** START **
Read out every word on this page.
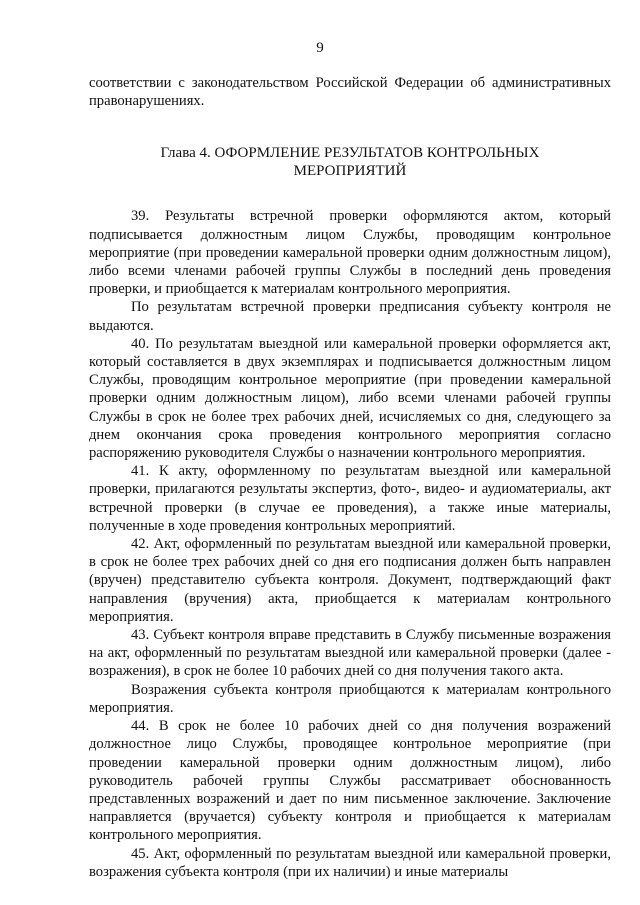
9

соответствии с законодательством Российской Федерации об административных правонарушениях.

Глава 4. ОФОРМЛЕНИЕ РЕЗУЛЬТАТОВ КОНТРОЛЬНЫХ
МЕРОПРИЯТИЙ

39. Результаты встречной проверки оформляются актом, который подписывается должностным лицом Службы, проводящим контрольное мероприятие (при проведении камеральной проверки одним должностным лицом), либо всеми членами рабочей группы Службы в последний день проведения проверки, и приобщается к материалам контрольного мероприятия.

По результатам встречной проверки предписания субъекту контроля не выдаются.

40. По результатам выездной или камеральной проверки оформляется акт, который составляется в двух экземплярах и подписывается должностным лицом Службы, проводящим контрольное мероприятие (при проведении камеральной проверки одним должностным лицом), либо всеми членами рабочей группы Службы в срок не более трех рабочих дней, исчисляемых со дня, следующего за днем окончания срока проведения контрольного мероприятия согласно распоряжению руководителя Службы о назначении контрольного мероприятия.

41. К акту, оформленному по результатам выездной или камеральной проверки, прилагаются результаты экспертиз, фото-, видео- и аудиоматериалы, акт встречной проверки (в случае ее проведения), а также иные материалы, полученные в ходе проведения контрольных мероприятий.

42. Акт, оформленный по результатам выездной или камеральной проверки, в срок не более трех рабочих дней со дня его подписания должен быть направлен (вручен) представителю субъекта контроля. Документ, подтверждающий факт направления (вручения) акта, приобщается к материалам контрольного мероприятия.

43. Субъект контроля вправе представить в Службу письменные возражения на акт, оформленный по результатам выездной или камеральной проверки (далее - возражения), в срок не более 10 рабочих дней со дня получения такого акта.

Возражения субъекта контроля приобщаются к материалам контрольного мероприятия.

44. В срок не более 10 рабочих дней со дня получения возражений должностное лицо Службы, проводящее контрольное мероприятие (при проведении камеральной проверки одним должностным лицом), либо руководитель рабочей группы Службы рассматривает обоснованность представленных возражений и дает по ним письменное заключение. Заключение направляется (вручается) субъекту контроля и приобщается к материалам контрольного мероприятия.

45. Акт, оформленный по результатам выездной или камеральной проверки, возражения субъекта контроля (при их наличии) и иные материалы
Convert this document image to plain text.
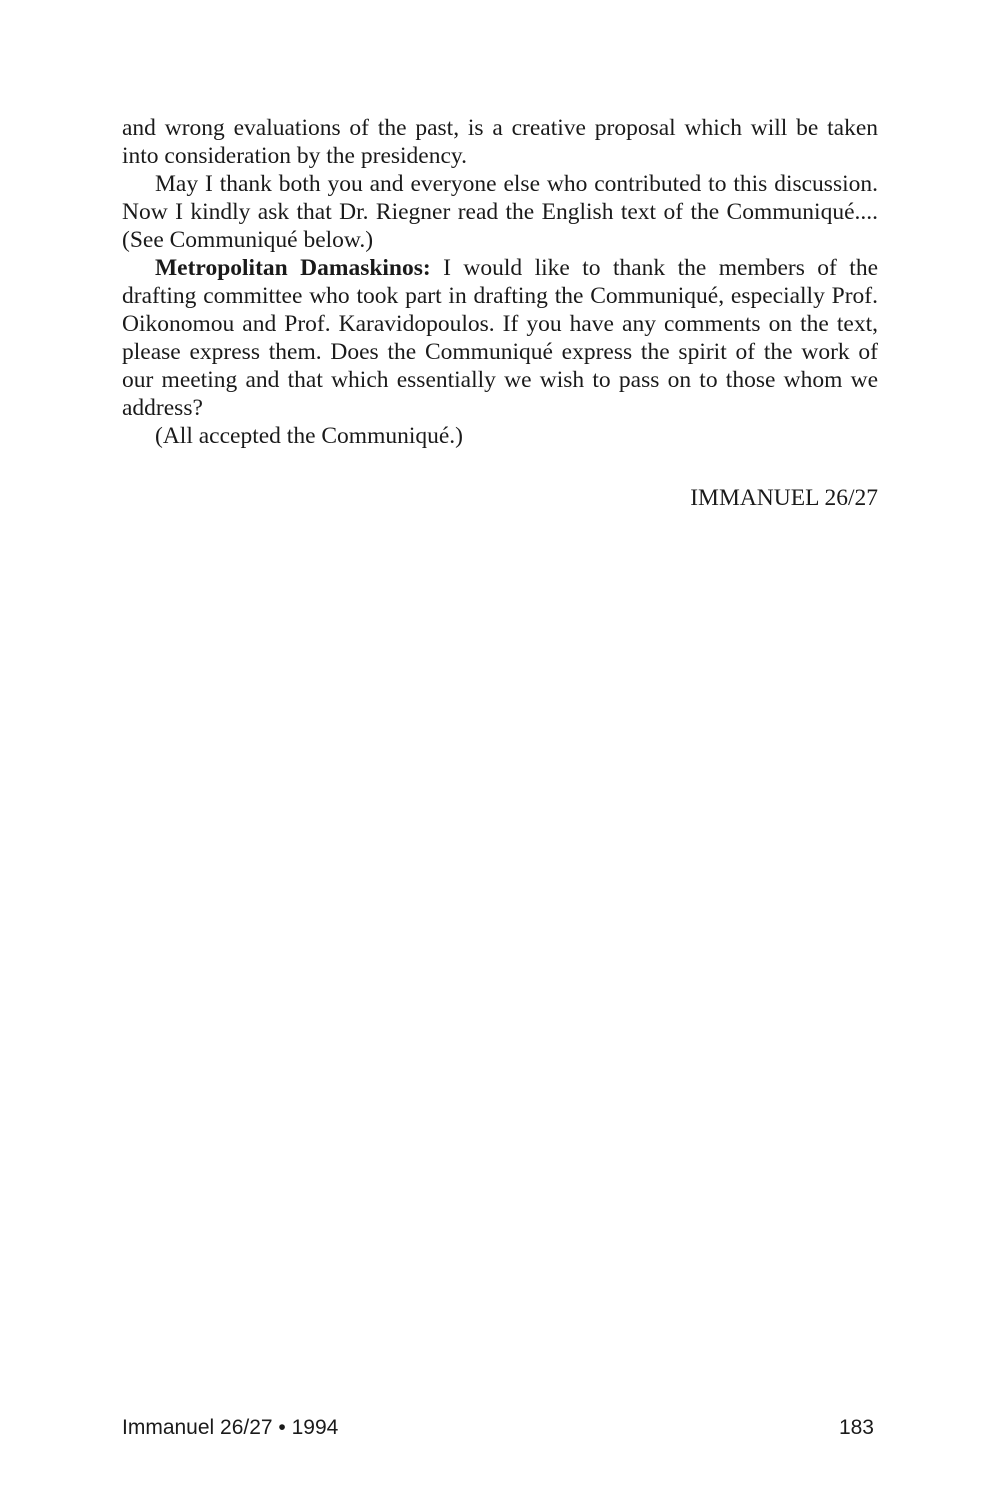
and wrong evaluations of the past, is a creative proposal which will be taken into consideration by the presidency.

May I thank both you and everyone else who contributed to this discussion. Now I kindly ask that Dr. Riegner read the English text of the Communiqué.... (See Communiqué below.)

Metropolitan Damaskinos: I would like to thank the members of the drafting committee who took part in drafting the Communiqué, especially Prof. Oikonomou and Prof. Karavidopoulos. If you have any comments on the text, please express them. Does the Communiqué express the spirit of the work of our meeting and that which essentially we wish to pass on to those whom we address?

(All accepted the Communiqué.)

IMMANUEL 26/27
Immanuel 26/27 • 1994	183
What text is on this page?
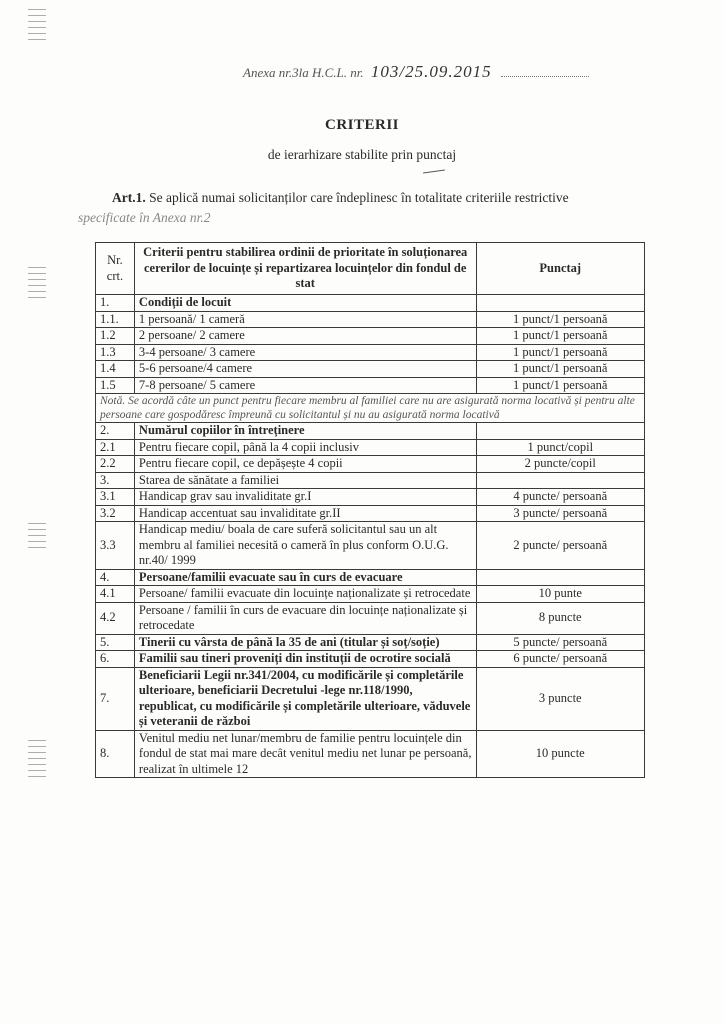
Anexa nr.3la H.C.L. nr. 103/25.09.2015
CRITERII
de ierarhizare stabilite prin punctaj
Art.1. Se aplică numai solicitanților care îndeplinesc în totalitate criteriile restrictive
specificate în Anexa nr.2
Nr. crt.	Criterii pentru stabilirea ordinii de prioritate în soluționarea cererilor de locuințe și repartizarea locuințelor din fondul de stat	Punctaj
1.	Condiții de locuit	
1.1.	1 persoană/ 1 cameră	1 punct/1 persoană
1.2	2 persoane/ 2 camere	1 punct/1 persoană
1.3	3-4 persoane/ 3 camere	1 punct/1 persoană
1.4	5-6 persoane/4 camere	1 punct/1 persoană
1.5	7-8 persoane/ 5 camere	1 punct/1 persoană
Notă. Se acordă câte un punct pentru fiecare membru al familiei care nu are asigurată norma locativă și pentru alte persoane care gospodăresc împreună cu solicitantul și nu au asigurată norma locativă		
2.	Numărul copiilor în întreținere	
2.1	Pentru fiecare copil, până la 4 copii inclusiv	1 punct/copil
2.2	Pentru fiecare copil, ce depășește 4 copii	2 puncte/copil
3.	Starea de sănătate a familiei	
3.1	Handicap grav sau invaliditate gr.I	4 puncte/ persoană
3.2	Handicap accentuat sau invaliditate gr.II	3 puncte/ persoană
3.3	Handicap mediu/ boala de care suferă solicitantul sau un alt membru al familiei necesită o cameră în plus conform O.U.G. nr.40/ 1999	2 puncte/ persoană
4.	Persoane/familii evacuate sau în curs de evacuare	
4.1	Persoane/ familii evacuate din locuințe naționalizate și retrocedate	10 punte
4.2	Persoane / familii în curs de evacuare din locuințe naționalizate și retrocedate	8 puncte
5.	Tinerii cu vârsta de până la 35 de ani (titular și soț/soție)	5 puncte/ persoană
6.	Familii sau tineri proveniți din instituții de ocrotire socială	6 puncte/ persoană
7.	Beneficiarii Legii nr.341/2004, cu modificările și completările ulterioare, beneficiarii Decretului -lege nr.118/1990, republicat, cu modificările și completările ulterioare, văduvele și veteranii de război	3 puncte
8.	Venitul mediu net lunar/membru de familie pentru locuințele din fondul de stat mai mare decât venitul mediu net lunar pe persoană, realizat în ultimele 12	10 puncte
** END **
* [Task objective]: Identify every line above that includes the word "solicitantul", and show those lines.

* [Solution to this task]:
Notă. Se acordă câte un punct pentru fiecare membru al familiei care nu are asigurată norma locativă și pentru alte persoane care gospodăresc împreună cu solicitantul și nu au asigurată norma locativă		
3.3	Handicap mediu/ boala de care suferă solicitantul sau un alt membru al familiei necesită o cameră în plus conform O.U.G. nr.40/ 1999	2 puncte/ persoană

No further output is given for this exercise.